### Challenge:
Which lines in the records below contain the word "post"? Copy each of them.

--- Start Material provided ---

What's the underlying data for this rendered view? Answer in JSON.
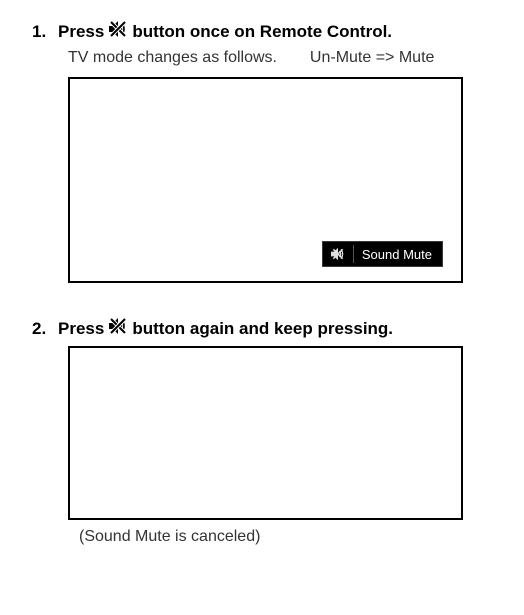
{
  "step1": {
    "num": "1.",
    "pre": "Press",
    "post": "button once on Remote Control.",
    "sub_a": "TV mode changes as follows.",
    "sub_b": "Un-Mute => Mute",
    "osd_label": "Sound Mute"
  },
  "step2": {
    "num": "2.",
    "pre": "Press",
    "post": "button again and keep pressing.",
    "cancel_note": "(Sound Mute is canceled)"
  },
  "icons": {
    "mute_button": "mute-crossed-icon",
    "osd_mute": "mute-crossed-icon-small"
  }
}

--- End Material provided ---

### Response:
    "post": "button once on Remote Control.",
    "post": "button again and keep pressing.",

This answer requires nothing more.